Work order: This exercise calls for the records to be repeated in full, exactly as written.

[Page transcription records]

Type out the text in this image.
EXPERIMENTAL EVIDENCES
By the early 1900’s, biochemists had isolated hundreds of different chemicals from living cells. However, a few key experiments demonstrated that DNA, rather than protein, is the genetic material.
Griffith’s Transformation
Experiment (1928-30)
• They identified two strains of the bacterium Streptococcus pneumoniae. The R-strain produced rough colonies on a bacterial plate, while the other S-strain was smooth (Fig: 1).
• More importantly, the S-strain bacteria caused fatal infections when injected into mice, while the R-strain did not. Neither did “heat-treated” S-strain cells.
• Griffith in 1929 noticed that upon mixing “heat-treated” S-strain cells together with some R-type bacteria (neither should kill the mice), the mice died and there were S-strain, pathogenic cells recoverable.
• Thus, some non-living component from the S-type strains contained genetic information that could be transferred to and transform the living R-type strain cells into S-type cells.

Worked solution:
Type out the text in this image.
EXPERIMENTAL EVIDENCES
By the early 1900’s, biochemists had isolated hundreds of different chemicals from living cells. However, a few key experiments demonstrated that DNA, rather than protein, is the genetic material.
Griffith’s Transformation
Experiment (1928-30)
• They identified two strains of the bacterium Streptococcus pneumoniae. The R-strain produced rough colonies on a bacterial plate, while the other S-strain was smooth (Fig: 1).
• More importantly, the S-strain bacteria caused fatal infections when injected into mice, while the R-strain did not. Neither did “heat-treated” S-strain cells.
• Griffith in 1929 noticed that upon mixing “heat-treated” S-strain cells together with some R-type bacteria (neither should kill the mice), the mice died and there were S-strain, pathogenic cells recoverable.
• Thus, some non-living component from the S-type strains contained genetic information that could be transferred to and transform the living R-type strain cells into S-type cells.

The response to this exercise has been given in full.